- [ENTRIES]:
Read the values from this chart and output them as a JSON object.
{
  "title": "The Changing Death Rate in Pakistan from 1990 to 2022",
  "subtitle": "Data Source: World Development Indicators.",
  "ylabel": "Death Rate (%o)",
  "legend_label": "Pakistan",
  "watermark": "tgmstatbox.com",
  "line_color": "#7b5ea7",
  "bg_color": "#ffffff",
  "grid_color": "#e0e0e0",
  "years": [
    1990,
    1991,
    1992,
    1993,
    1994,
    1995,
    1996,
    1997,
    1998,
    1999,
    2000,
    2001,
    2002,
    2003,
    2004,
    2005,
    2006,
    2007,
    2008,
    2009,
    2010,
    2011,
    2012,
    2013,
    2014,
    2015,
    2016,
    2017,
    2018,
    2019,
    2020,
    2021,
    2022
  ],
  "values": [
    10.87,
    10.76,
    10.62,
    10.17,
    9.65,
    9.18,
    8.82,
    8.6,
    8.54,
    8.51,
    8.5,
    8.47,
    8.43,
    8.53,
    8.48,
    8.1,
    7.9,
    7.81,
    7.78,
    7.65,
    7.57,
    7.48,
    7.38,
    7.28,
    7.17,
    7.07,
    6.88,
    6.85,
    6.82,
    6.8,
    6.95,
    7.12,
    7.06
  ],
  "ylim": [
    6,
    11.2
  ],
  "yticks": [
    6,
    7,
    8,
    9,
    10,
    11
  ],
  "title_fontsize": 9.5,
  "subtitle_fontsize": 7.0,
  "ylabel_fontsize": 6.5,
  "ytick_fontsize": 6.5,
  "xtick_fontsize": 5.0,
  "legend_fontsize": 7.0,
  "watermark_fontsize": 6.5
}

- [WHAT TO PRODUCE]: Print all of the data exactly as it was given.

- [THE REPLY]:
Read the values from this chart and output them as a JSON object.
{
  "title": "The Changing Death Rate in Pakistan from 1990 to 2022",
  "subtitle": "Data Source: World Development Indicators.",
  "ylabel": "Death Rate (%o)",
  "legend_label": "Pakistan",
  "watermark": "tgmstatbox.com",
  "line_color": "#7b5ea7",
  "bg_color": "#ffffff",
  "grid_color": "#e0e0e0",
  "years": [
    1990,
    1991,
    1992,
    1993,
    1994,
    1995,
    1996,
    1997,
    1998,
    1999,
    2000,
    2001,
    2002,
    2003,
    2004,
    2005,
    2006,
    2007,
    2008,
    2009,
    2010,
    2011,
    2012,
    2013,
    2014,
    2015,
    2016,
    2017,
    2018,
    2019,
    2020,
    2021,
    2022
  ],
  "values": [
    10.87,
    10.76,
    10.62,
    10.17,
    9.65,
    9.18,
    8.82,
    8.6,
    8.54,
    8.51,
    8.5,
    8.47,
    8.43,
    8.53,
    8.48,
    8.1,
    7.9,
    7.81,
    7.78,
    7.65,
    7.57,
    7.48,
    7.38,
    7.28,
    7.17,
    7.07,
    6.88,
    6.85,
    6.82,
    6.8,
    6.95,
    7.12,
    7.06
  ],
  "ylim": [
    6,
    11.2
  ],
  "yticks": [
    6,
    7,
    8,
    9,
    10,
    11
  ],
  "title_fontsize": 9.5,
  "subtitle_fontsize": 7.0,
  "ylabel_fontsize": 6.5,
  "ytick_fontsize": 6.5,
  "xtick_fontsize": 5.0,
  "legend_fontsize": 7.0,
  "watermark_fontsize": 6.5
}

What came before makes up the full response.